» Task
Extract every line of the data below that contains the string "MACD", copying each one in full.

» The data

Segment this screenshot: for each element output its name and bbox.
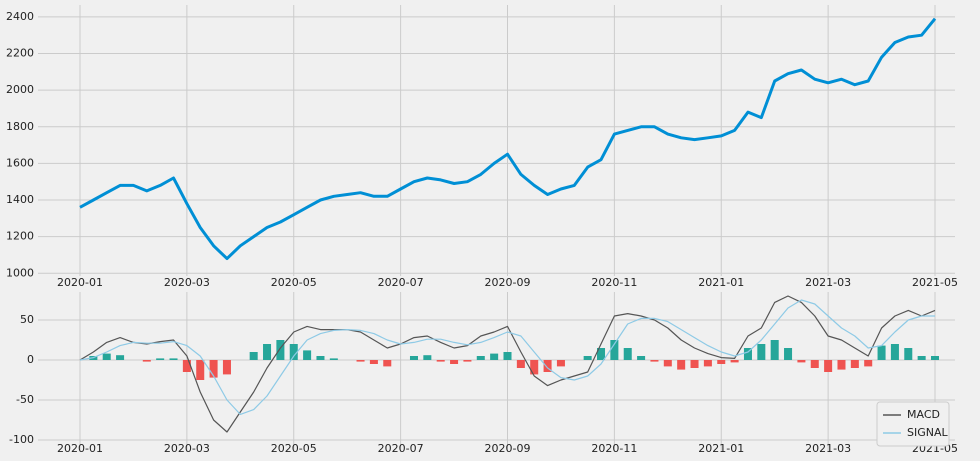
y-tick-label: 1800 — [6, 120, 34, 133]
histogram-bar — [423, 355, 432, 360]
histogram-bar — [503, 352, 512, 360]
histogram-bar — [303, 350, 312, 360]
histogram-bar — [142, 360, 151, 362]
histogram-bar — [436, 360, 445, 362]
histogram-bar — [770, 340, 779, 360]
y-tick-label: 50 — [20, 313, 34, 326]
histogram-bar — [276, 340, 285, 360]
histogram-bar — [543, 360, 552, 372]
histogram-bar — [463, 360, 472, 362]
legend-label: SIGNAL — [907, 426, 949, 439]
histogram-bar — [222, 360, 231, 375]
x-tick-label: 2021-01 — [698, 442, 744, 455]
histogram-bar — [877, 345, 886, 360]
x-tick-label: 2021-05 — [912, 276, 958, 289]
x-tick-label: 2020-09 — [485, 276, 531, 289]
x-tick-label: 2020-03 — [164, 276, 210, 289]
histogram-bar — [116, 355, 125, 360]
y-tick-label: 1200 — [6, 230, 34, 243]
histogram-bar — [610, 340, 619, 360]
histogram-bar — [169, 358, 178, 360]
histogram-bar — [209, 360, 218, 378]
legend-label: MACD — [907, 408, 940, 421]
y-tick-label: 1600 — [6, 156, 34, 169]
histogram-bar — [316, 356, 325, 360]
y-tick-label: -50 — [16, 393, 34, 406]
histogram-bar — [583, 356, 592, 360]
histogram-bar — [263, 344, 272, 360]
histogram-bar — [369, 360, 378, 364]
histogram-bar — [703, 360, 712, 367]
y-tick-label: 2000 — [6, 83, 34, 96]
histogram-bar — [490, 353, 499, 360]
histogram-bar — [864, 360, 873, 367]
histogram-bar — [329, 358, 338, 360]
legend: MACD SIGNAL — [876, 401, 950, 447]
histogram-bar — [450, 360, 459, 364]
histogram-bar — [289, 344, 298, 360]
histogram-bar — [677, 360, 686, 370]
y-tick-label: 1000 — [6, 266, 34, 279]
histogram-bar — [156, 358, 165, 360]
y-tick-label: 0 — [27, 353, 34, 366]
y-tick-label: 2400 — [6, 10, 34, 23]
x-tick-label: 2020-01 — [57, 276, 103, 289]
histogram-bar — [650, 360, 659, 362]
histogram-bar — [730, 360, 739, 363]
histogram-bar — [556, 360, 565, 367]
x-tick-label: 2020-09 — [485, 442, 531, 455]
x-tick-label: 2020-05 — [271, 442, 317, 455]
histogram-bar — [383, 360, 392, 367]
y-tick-label: 2200 — [6, 47, 34, 60]
y-tick-label: -100 — [9, 433, 34, 446]
histogram-bar — [850, 360, 859, 368]
x-tick-label: 2020-11 — [591, 276, 637, 289]
series-line — [79, 17, 937, 261]
histogram-bar — [356, 360, 365, 362]
histogram-bar — [890, 344, 899, 360]
histogram-bar — [784, 348, 793, 360]
histogram-bar — [757, 344, 766, 360]
x-tick-label: 2021-03 — [805, 442, 851, 455]
histogram-bar — [249, 352, 258, 360]
histogram-bar — [810, 360, 819, 368]
x-tick-label: 2020-01 — [57, 442, 103, 455]
histogram-bar — [930, 356, 940, 360]
histogram-bar — [409, 356, 418, 360]
histogram-bar — [637, 356, 646, 360]
histogram-bar — [824, 360, 833, 372]
histogram-bar — [904, 348, 913, 360]
y-tick-label: 1400 — [6, 193, 34, 206]
histogram-bar — [743, 348, 752, 360]
series-line — [79, 295, 936, 433]
histogram-bar — [623, 348, 632, 360]
histogram-bar — [102, 353, 111, 360]
x-tick-label: 2020-07 — [378, 276, 424, 289]
series-line — [79, 299, 935, 415]
histogram-bar — [530, 360, 539, 375]
histogram-bar — [663, 360, 672, 367]
histogram-bar — [917, 356, 926, 360]
histogram-bar — [837, 360, 846, 370]
x-tick-label: 2020-07 — [378, 442, 424, 455]
histogram-bar — [597, 348, 606, 360]
x-tick-label: 2020-03 — [164, 442, 210, 455]
x-tick-label: 2020-05 — [271, 276, 317, 289]
histogram-bar — [476, 356, 485, 360]
x-tick-label: 2021-01 — [698, 276, 744, 289]
histogram-bar — [182, 360, 191, 372]
histogram-bar — [717, 360, 726, 364]
x-tick-label: 2020-11 — [591, 442, 637, 455]
x-tick-label: 2021-03 — [805, 276, 851, 289]
histogram-bar — [516, 360, 525, 368]
histogram-bar — [797, 360, 806, 363]
histogram-bar — [196, 360, 205, 380]
histogram-bar — [690, 360, 699, 368]
legend-box — [876, 401, 950, 447]
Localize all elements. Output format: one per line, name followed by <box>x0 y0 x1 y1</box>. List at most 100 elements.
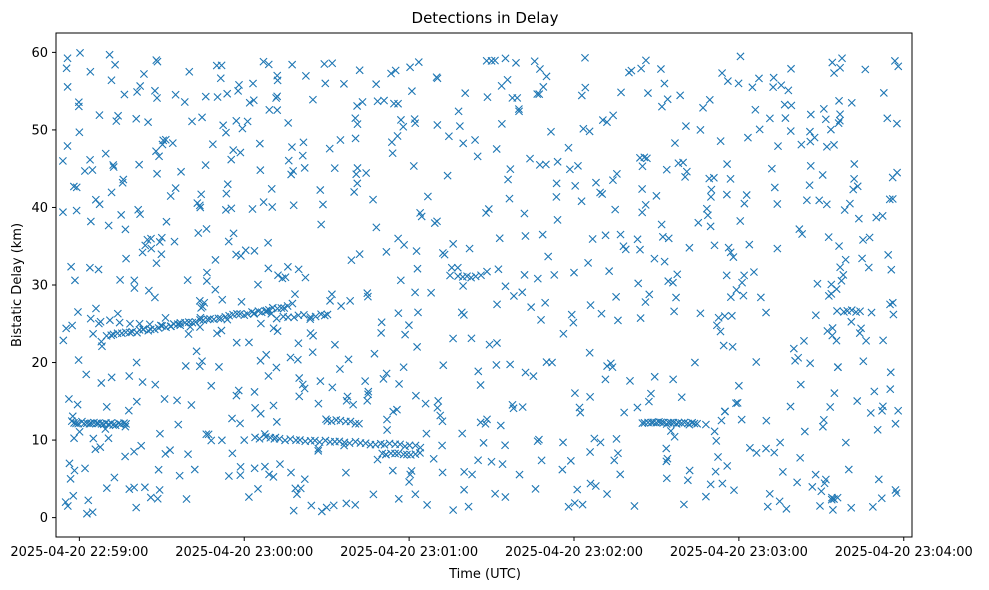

» Exercise result
legend-label: MACD — [907, 408, 940, 421]
legend: MACD SIGNAL — [876, 401, 950, 447]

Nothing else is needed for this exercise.